**Task details:** Copy out all of the data exactly as it appears.

------ Source data ------

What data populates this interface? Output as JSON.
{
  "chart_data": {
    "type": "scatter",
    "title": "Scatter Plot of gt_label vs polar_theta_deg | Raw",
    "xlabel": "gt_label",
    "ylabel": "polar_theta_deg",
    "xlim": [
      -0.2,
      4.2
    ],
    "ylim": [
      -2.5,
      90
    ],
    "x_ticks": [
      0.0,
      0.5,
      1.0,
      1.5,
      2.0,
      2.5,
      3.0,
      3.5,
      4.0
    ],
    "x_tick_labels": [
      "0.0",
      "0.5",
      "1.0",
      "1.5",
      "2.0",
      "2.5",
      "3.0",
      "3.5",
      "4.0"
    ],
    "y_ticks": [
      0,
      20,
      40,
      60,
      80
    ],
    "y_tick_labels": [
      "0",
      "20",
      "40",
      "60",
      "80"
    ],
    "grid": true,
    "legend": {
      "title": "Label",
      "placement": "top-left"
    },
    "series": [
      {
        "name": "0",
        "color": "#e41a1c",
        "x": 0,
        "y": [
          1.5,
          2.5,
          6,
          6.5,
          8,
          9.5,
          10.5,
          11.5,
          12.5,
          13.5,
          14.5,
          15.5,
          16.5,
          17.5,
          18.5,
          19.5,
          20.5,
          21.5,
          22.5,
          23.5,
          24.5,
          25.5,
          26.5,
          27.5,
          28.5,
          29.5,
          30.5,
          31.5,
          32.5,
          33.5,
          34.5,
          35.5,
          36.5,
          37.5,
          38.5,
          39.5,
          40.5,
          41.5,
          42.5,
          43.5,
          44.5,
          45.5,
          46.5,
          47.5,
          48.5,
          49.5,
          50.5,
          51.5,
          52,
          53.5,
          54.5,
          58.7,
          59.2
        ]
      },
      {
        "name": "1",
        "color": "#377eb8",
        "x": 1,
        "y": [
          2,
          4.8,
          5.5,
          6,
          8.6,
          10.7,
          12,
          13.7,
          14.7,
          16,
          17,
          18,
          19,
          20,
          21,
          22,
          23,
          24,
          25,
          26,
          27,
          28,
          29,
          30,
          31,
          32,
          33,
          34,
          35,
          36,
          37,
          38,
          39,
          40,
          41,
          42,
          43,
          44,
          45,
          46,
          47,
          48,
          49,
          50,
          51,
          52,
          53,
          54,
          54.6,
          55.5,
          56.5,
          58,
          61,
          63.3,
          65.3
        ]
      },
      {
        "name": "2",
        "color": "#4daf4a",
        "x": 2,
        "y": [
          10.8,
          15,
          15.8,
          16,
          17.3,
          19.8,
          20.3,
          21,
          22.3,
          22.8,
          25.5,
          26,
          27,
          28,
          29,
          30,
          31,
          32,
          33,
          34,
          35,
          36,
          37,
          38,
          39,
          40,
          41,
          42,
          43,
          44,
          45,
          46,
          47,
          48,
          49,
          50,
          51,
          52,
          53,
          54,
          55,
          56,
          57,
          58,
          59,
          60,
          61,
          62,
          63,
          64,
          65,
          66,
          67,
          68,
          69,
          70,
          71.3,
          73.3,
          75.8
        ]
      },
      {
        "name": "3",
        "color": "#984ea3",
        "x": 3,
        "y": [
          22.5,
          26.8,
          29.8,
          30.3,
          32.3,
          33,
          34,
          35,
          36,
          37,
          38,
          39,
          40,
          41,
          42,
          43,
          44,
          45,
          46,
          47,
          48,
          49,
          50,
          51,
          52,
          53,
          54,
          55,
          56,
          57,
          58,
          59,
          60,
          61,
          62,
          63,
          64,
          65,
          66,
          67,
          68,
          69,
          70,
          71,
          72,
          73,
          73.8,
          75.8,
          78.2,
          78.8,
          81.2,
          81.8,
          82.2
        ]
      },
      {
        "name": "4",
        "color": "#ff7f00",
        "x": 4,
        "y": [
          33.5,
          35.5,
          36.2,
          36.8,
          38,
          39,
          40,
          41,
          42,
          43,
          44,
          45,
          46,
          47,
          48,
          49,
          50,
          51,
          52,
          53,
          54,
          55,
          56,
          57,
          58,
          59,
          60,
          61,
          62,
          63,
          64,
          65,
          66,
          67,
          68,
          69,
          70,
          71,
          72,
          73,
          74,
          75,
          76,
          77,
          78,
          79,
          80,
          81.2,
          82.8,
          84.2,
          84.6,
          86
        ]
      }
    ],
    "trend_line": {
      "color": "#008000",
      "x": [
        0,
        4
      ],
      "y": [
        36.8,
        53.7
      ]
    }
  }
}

------

**Solution to this problem:**
What data populates this interface? Output as JSON.
{
  "chart_data": {
    "type": "scatter",
    "title": "Scatter Plot of gt_label vs polar_theta_deg | Raw",
    "xlabel": "gt_label",
    "ylabel": "polar_theta_deg",
    "xlim": [
      -0.2,
      4.2
    ],
    "ylim": [
      -2.5,
      90
    ],
    "x_ticks": [
      0.0,
      0.5,
      1.0,
      1.5,
      2.0,
      2.5,
      3.0,
      3.5,
      4.0
    ],
    "x_tick_labels": [
      "0.0",
      "0.5",
      "1.0",
      "1.5",
      "2.0",
      "2.5",
      "3.0",
      "3.5",
      "4.0"
    ],
    "y_ticks": [
      0,
      20,
      40,
      60,
      80
    ],
    "y_tick_labels": [
      "0",
      "20",
      "40",
      "60",
      "80"
    ],
    "grid": true,
    "legend": {
      "title": "Label",
      "placement": "top-left"
    },
    "series": [
      {
        "name": "0",
        "color": "#e41a1c",
        "x": 0,
        "y": [
          1.5,
          2.5,
          6,
          6.5,
          8,
          9.5,
          10.5,
          11.5,
          12.5,
          13.5,
          14.5,
          15.5,
          16.5,
          17.5,
          18.5,
          19.5,
          20.5,
          21.5,
          22.5,
          23.5,
          24.5,
          25.5,
          26.5,
          27.5,
          28.5,
          29.5,
          30.5,
          31.5,
          32.5,
          33.5,
          34.5,
          35.5,
          36.5,
          37.5,
          38.5,
          39.5,
          40.5,
          41.5,
          42.5,
          43.5,
          44.5,
          45.5,
          46.5,
          47.5,
          48.5,
          49.5,
          50.5,
          51.5,
          52,
          53.5,
          54.5,
          58.7,
          59.2
        ]
      },
      {
        "name": "1",
        "color": "#377eb8",
        "x": 1,
        "y": [
          2,
          4.8,
          5.5,
          6,
          8.6,
          10.7,
          12,
          13.7,
          14.7,
          16,
          17,
          18,
          19,
          20,
          21,
          22,
          23,
          24,
          25,
          26,
          27,
          28,
          29,
          30,
          31,
          32,
          33,
          34,
          35,
          36,
          37,
          38,
          39,
          40,
          41,
          42,
          43,
          44,
          45,
          46,
          47,
          48,
          49,
          50,
          51,
          52,
          53,
          54,
          54.6,
          55.5,
          56.5,
          58,
          61,
          63.3,
          65.3
        ]
      },
      {
        "name": "2",
        "color": "#4daf4a",
        "x": 2,
        "y": [
          10.8,
          15,
          15.8,
          16,
          17.3,
          19.8,
          20.3,
          21,
          22.3,
          22.8,
          25.5,
          26,
          27,
          28,
          29,
          30,
          31,
          32,
          33,
          34,
          35,
          36,
          37,
          38,
          39,
          40,
          41,
          42,
          43,
          44,
          45,
          46,
          47,
          48,
          49,
          50,
          51,
          52,
          53,
          54,
          55,
          56,
          57,
          58,
          59,
          60,
          61,
          62,
          63,
          64,
          65,
          66,
          67,
          68,
          69,
          70,
          71.3,
          73.3,
          75.8
        ]
      },
      {
        "name": "3",
        "color": "#984ea3",
        "x": 3,
        "y": [
          22.5,
          26.8,
          29.8,
          30.3,
          32.3,
          33,
          34,
          35,
          36,
          37,
          38,
          39,
          40,
          41,
          42,
          43,
          44,
          45,
          46,
          47,
          48,
          49,
          50,
          51,
          52,
          53,
          54,
          55,
          56,
          57,
          58,
          59,
          60,
          61,
          62,
          63,
          64,
          65,
          66,
          67,
          68,
          69,
          70,
          71,
          72,
          73,
          73.8,
          75.8,
          78.2,
          78.8,
          81.2,
          81.8,
          82.2
        ]
      },
      {
        "name": "4",
        "color": "#ff7f00",
        "x": 4,
        "y": [
          33.5,
          35.5,
          36.2,
          36.8,
          38,
          39,
          40,
          41,
          42,
          43,
          44,
          45,
          46,
          47,
          48,
          49,
          50,
          51,
          52,
          53,
          54,
          55,
          56,
          57,
          58,
          59,
          60,
          61,
          62,
          63,
          64,
          65,
          66,
          67,
          68,
          69,
          70,
          71,
          72,
          73,
          74,
          75,
          76,
          77,
          78,
          79,
          80,
          81.2,
          82.8,
          84.2,
          84.6,
          86
        ]
      }
    ],
    "trend_line": {
      "color": "#008000",
      "x": [
        0,
        4
      ],
      "y": [
        36.8,
        53.7
      ]
    }
  }
}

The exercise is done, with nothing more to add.